:: Written task ::
Go through the data below. Pull out every line that has the word "CORRELATION".

:: Dataset ::
------------------------

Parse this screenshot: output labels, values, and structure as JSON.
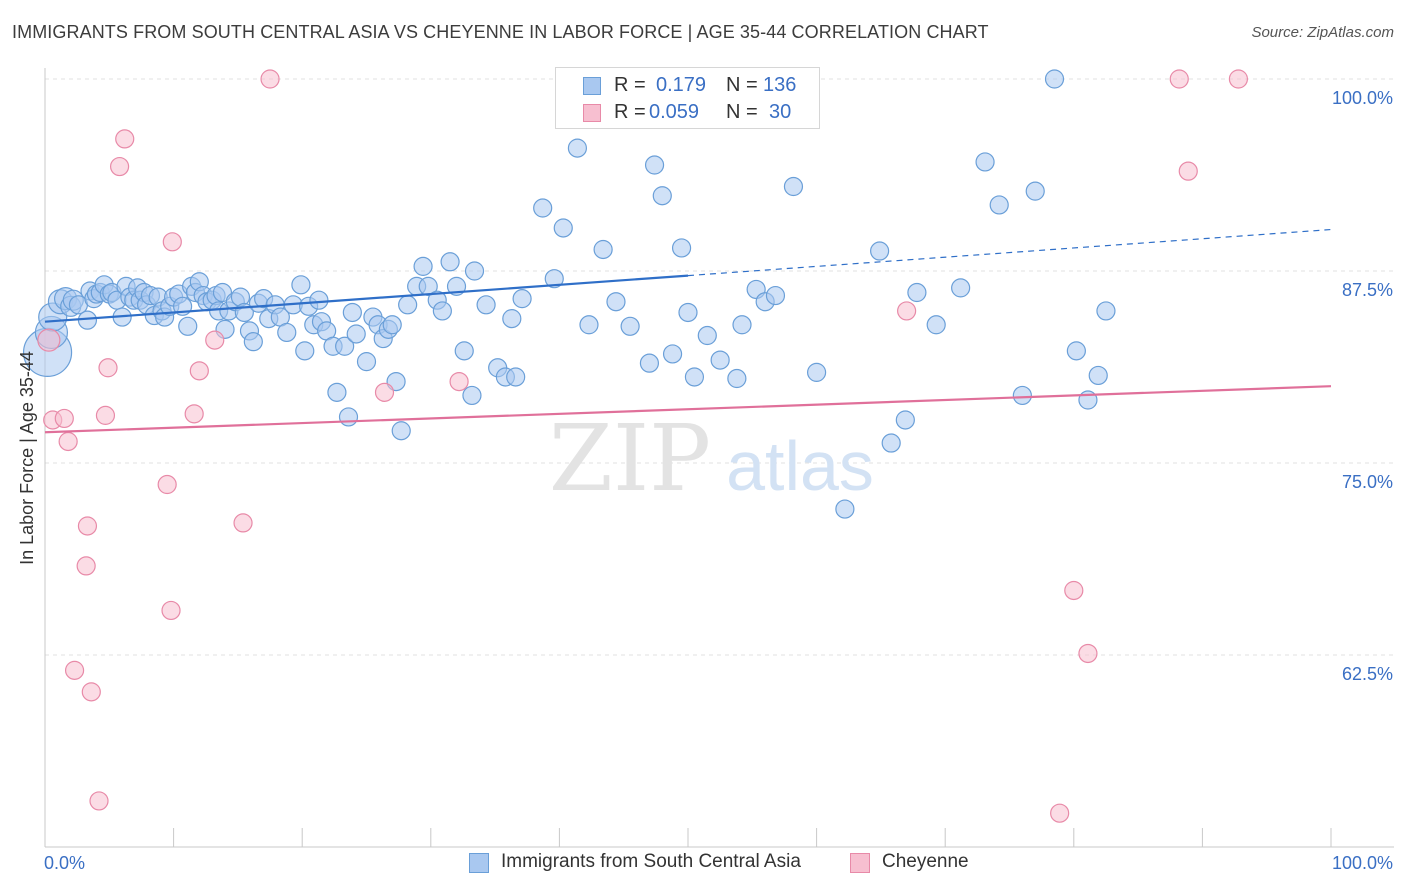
{
  "title": "IMMIGRANTS FROM SOUTH CENTRAL ASIA VS CHEYENNE IN LABOR FORCE | AGE 35-44 CORRELATION CHART",
  "source": "Source: ZipAtlas.com",
  "watermark": {
    "zip": "ZIP",
    "atlas": "atlas"
  },
  "legend": {
    "rows": [
      {
        "r_label": "R =",
        "r_value": "0.179",
        "n_label": "N =",
        "n_value": "136",
        "color": "#a9c8f0",
        "border": "#6a9fd8"
      },
      {
        "r_label": "R =",
        "r_value": "0.059",
        "n_label": "N =",
        "n_value": "30",
        "color": "#f7bfd0",
        "border": "#e88aa8"
      }
    ]
  },
  "bottom_legend": [
    {
      "label": "Immigrants from South Central Asia",
      "color": "#a9c8f0",
      "border": "#6a9fd8"
    },
    {
      "label": "Cheyenne",
      "color": "#f7bfd0",
      "border": "#e88aa8"
    }
  ],
  "chart_data": {
    "type": "scatter",
    "title": "IMMIGRANTS FROM SOUTH CENTRAL ASIA VS CHEYENNE IN LABOR FORCE | AGE 35-44 CORRELATION CHART",
    "xlabel": "",
    "ylabel": "In Labor Force | Age 35-44",
    "xlim": [
      0,
      100
    ],
    "ylim": [
      51,
      102
    ],
    "x_tick_labels": [
      "0.0%",
      "100.0%"
    ],
    "y_ticks": [
      62.5,
      75.0,
      87.5,
      100.0
    ],
    "y_tick_labels": [
      "62.5%",
      "75.0%",
      "87.5%",
      "100.0%"
    ],
    "grid": true,
    "grid_style": "dashed-horizontal",
    "legend_position": "top-center",
    "colors": {
      "blue": "#6a9fd8",
      "blue_fill": "#a9c8f0",
      "blue_line": "#2f6fc8",
      "pink": "#e88aa8",
      "pink_fill": "#f7bfd0",
      "pink_line": "#e0709a",
      "tick_label": "#3a6fc4"
    },
    "series": [
      {
        "name": "Immigrants from South Central Asia",
        "color": "#6a9fd8",
        "trend": {
          "x": [
            0,
            100
          ],
          "y": [
            84.2,
            90.2
          ],
          "solid_until_x": 50
        },
        "points": [
          [
            0.2,
            82.2,
            24
          ],
          [
            0.5,
            83.5,
            16
          ],
          [
            0.6,
            84.5,
            14
          ],
          [
            1.2,
            85.5,
            12
          ],
          [
            1.6,
            85.7,
            11
          ],
          [
            2.0,
            85.2,
            10
          ],
          [
            2.2,
            85.6,
            10
          ],
          [
            2.6,
            85.3,
            9
          ],
          [
            3.3,
            84.3,
            9
          ],
          [
            3.5,
            86.2,
            9
          ],
          [
            3.8,
            85.7,
            9
          ],
          [
            4.0,
            86.0,
            9
          ],
          [
            4.3,
            86.1,
            9
          ],
          [
            4.6,
            86.6,
            9
          ],
          [
            5.0,
            86.0,
            9
          ],
          [
            5.2,
            86.1,
            9
          ],
          [
            5.6,
            85.6,
            9
          ],
          [
            6.0,
            84.5,
            9
          ],
          [
            6.3,
            86.5,
            9
          ],
          [
            6.6,
            85.8,
            9
          ],
          [
            6.9,
            85.6,
            9
          ],
          [
            7.2,
            86.4,
            9
          ],
          [
            7.4,
            85.6,
            9
          ],
          [
            7.7,
            86.1,
            9
          ],
          [
            7.9,
            85.3,
            9
          ],
          [
            8.2,
            85.9,
            9
          ],
          [
            8.5,
            84.6,
            9
          ],
          [
            8.8,
            85.8,
            9
          ],
          [
            9.1,
            84.9,
            9
          ],
          [
            9.3,
            84.5,
            9
          ],
          [
            9.7,
            85.2,
            9
          ],
          [
            10.0,
            85.8,
            9
          ],
          [
            10.4,
            86.0,
            9
          ],
          [
            10.7,
            85.2,
            9
          ],
          [
            11.1,
            83.9,
            9
          ],
          [
            11.4,
            86.5,
            9
          ],
          [
            11.7,
            86.1,
            9
          ],
          [
            12.0,
            86.8,
            9
          ],
          [
            12.3,
            85.9,
            9
          ],
          [
            12.6,
            85.5,
            9
          ],
          [
            13.0,
            85.6,
            9
          ],
          [
            13.3,
            85.9,
            9
          ],
          [
            13.5,
            84.9,
            9
          ],
          [
            13.8,
            86.1,
            9
          ],
          [
            14.0,
            83.7,
            9
          ],
          [
            14.3,
            84.9,
            9
          ],
          [
            14.8,
            85.5,
            9
          ],
          [
            15.2,
            85.8,
            9
          ],
          [
            15.5,
            84.8,
            9
          ],
          [
            15.9,
            83.6,
            9
          ],
          [
            16.2,
            82.9,
            9
          ],
          [
            16.6,
            85.4,
            9
          ],
          [
            17.0,
            85.7,
            9
          ],
          [
            17.4,
            84.4,
            9
          ],
          [
            17.9,
            85.3,
            9
          ],
          [
            18.3,
            84.5,
            9
          ],
          [
            18.8,
            83.5,
            9
          ],
          [
            19.3,
            85.3,
            9
          ],
          [
            19.9,
            86.6,
            9
          ],
          [
            20.2,
            82.3,
            9
          ],
          [
            20.5,
            85.2,
            9
          ],
          [
            20.9,
            84.0,
            9
          ],
          [
            21.3,
            85.6,
            9
          ],
          [
            21.5,
            84.2,
            9
          ],
          [
            21.9,
            83.6,
            9
          ],
          [
            22.4,
            82.6,
            9
          ],
          [
            22.7,
            79.6,
            9
          ],
          [
            23.3,
            82.6,
            9
          ],
          [
            23.6,
            78.0,
            9
          ],
          [
            23.9,
            84.8,
            9
          ],
          [
            24.2,
            83.4,
            9
          ],
          [
            25.0,
            81.6,
            9
          ],
          [
            25.5,
            84.5,
            9
          ],
          [
            25.9,
            84.0,
            9
          ],
          [
            26.3,
            83.1,
            9
          ],
          [
            26.7,
            83.7,
            9
          ],
          [
            27.0,
            84.0,
            9
          ],
          [
            27.3,
            80.3,
            9
          ],
          [
            27.7,
            77.1,
            9
          ],
          [
            28.2,
            85.3,
            9
          ],
          [
            28.9,
            86.5,
            9
          ],
          [
            29.4,
            87.8,
            9
          ],
          [
            29.8,
            86.5,
            9
          ],
          [
            30.5,
            85.6,
            9
          ],
          [
            30.9,
            84.9,
            9
          ],
          [
            31.5,
            88.1,
            9
          ],
          [
            32.0,
            86.5,
            9
          ],
          [
            32.6,
            82.3,
            9
          ],
          [
            33.2,
            79.4,
            9
          ],
          [
            33.4,
            87.5,
            9
          ],
          [
            34.3,
            85.3,
            9
          ],
          [
            35.2,
            81.2,
            9
          ],
          [
            35.8,
            80.6,
            9
          ],
          [
            36.3,
            84.4,
            9
          ],
          [
            36.6,
            80.6,
            9
          ],
          [
            37.1,
            85.7,
            9
          ],
          [
            38.7,
            91.6,
            9
          ],
          [
            39.6,
            87.0,
            9
          ],
          [
            40.3,
            90.3,
            9
          ],
          [
            41.4,
            95.5,
            9
          ],
          [
            42.3,
            84.0,
            9
          ],
          [
            43.4,
            88.9,
            9
          ],
          [
            44.4,
            85.5,
            9
          ],
          [
            45.5,
            83.9,
            9
          ],
          [
            47.0,
            81.5,
            9
          ],
          [
            47.4,
            94.4,
            9
          ],
          [
            48.0,
            92.4,
            9
          ],
          [
            48.8,
            82.1,
            9
          ],
          [
            49.5,
            89.0,
            9
          ],
          [
            50.0,
            84.8,
            9
          ],
          [
            50.5,
            80.6,
            9
          ],
          [
            51.5,
            83.3,
            9
          ],
          [
            52.5,
            81.7,
            9
          ],
          [
            53.8,
            80.5,
            9
          ],
          [
            54.2,
            84.0,
            9
          ],
          [
            55.3,
            86.3,
            9
          ],
          [
            56.0,
            85.5,
            9
          ],
          [
            56.8,
            85.9,
            9
          ],
          [
            58.2,
            93.0,
            9
          ],
          [
            60.0,
            80.9,
            9
          ],
          [
            62.2,
            72.0,
            9
          ],
          [
            64.9,
            88.8,
            9
          ],
          [
            65.8,
            76.3,
            9
          ],
          [
            66.9,
            77.8,
            9
          ],
          [
            67.8,
            86.1,
            9
          ],
          [
            69.3,
            84.0,
            9
          ],
          [
            71.2,
            86.4,
            9
          ],
          [
            73.1,
            94.6,
            9
          ],
          [
            74.2,
            91.8,
            9
          ],
          [
            76.0,
            79.4,
            9
          ],
          [
            77.0,
            92.7,
            9
          ],
          [
            78.5,
            100.0,
            9
          ],
          [
            80.2,
            82.3,
            9
          ],
          [
            81.1,
            79.1,
            9
          ],
          [
            81.9,
            80.7,
            9
          ],
          [
            82.5,
            84.9,
            9
          ]
        ]
      },
      {
        "name": "Cheyenne",
        "color": "#e88aa8",
        "trend": {
          "x": [
            0,
            100
          ],
          "y": [
            77.0,
            80.0
          ],
          "solid_until_x": 100
        },
        "points": [
          [
            0.3,
            83.0,
            11
          ],
          [
            0.6,
            77.8,
            9
          ],
          [
            1.5,
            77.9,
            9
          ],
          [
            1.8,
            76.4,
            9
          ],
          [
            2.3,
            61.5,
            9
          ],
          [
            3.2,
            68.3,
            9
          ],
          [
            3.3,
            70.9,
            9
          ],
          [
            3.6,
            60.1,
            9
          ],
          [
            4.2,
            53.0,
            9
          ],
          [
            4.7,
            78.1,
            9
          ],
          [
            4.9,
            81.2,
            9
          ],
          [
            5.8,
            94.3,
            9
          ],
          [
            6.2,
            96.1,
            9
          ],
          [
            9.5,
            73.6,
            9
          ],
          [
            9.8,
            65.4,
            9
          ],
          [
            9.9,
            89.4,
            9
          ],
          [
            11.6,
            78.2,
            9
          ],
          [
            12.0,
            81.0,
            9
          ],
          [
            13.2,
            83.0,
            9
          ],
          [
            15.4,
            71.1,
            9
          ],
          [
            17.5,
            100.0,
            9
          ],
          [
            26.4,
            79.6,
            9
          ],
          [
            32.2,
            80.3,
            9
          ],
          [
            67.0,
            84.9,
            9
          ],
          [
            78.9,
            52.2,
            9
          ],
          [
            80.0,
            66.7,
            9
          ],
          [
            81.1,
            62.6,
            9
          ],
          [
            88.2,
            100.0,
            9
          ],
          [
            88.9,
            94.0,
            9
          ],
          [
            92.8,
            100.0,
            9
          ]
        ]
      }
    ]
  }
}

------------------------

:: Finished task ::
  "title": "IMMIGRANTS FROM SOUTH CENTRAL ASIA VS CHEYENNE IN LABOR FORCE | AGE 35-44 CORRELATION CHART",
    "title": "IMMIGRANTS FROM SOUTH CENTRAL ASIA VS CHEYENNE IN LABOR FORCE | AGE 35-44 CORRELATION CHART",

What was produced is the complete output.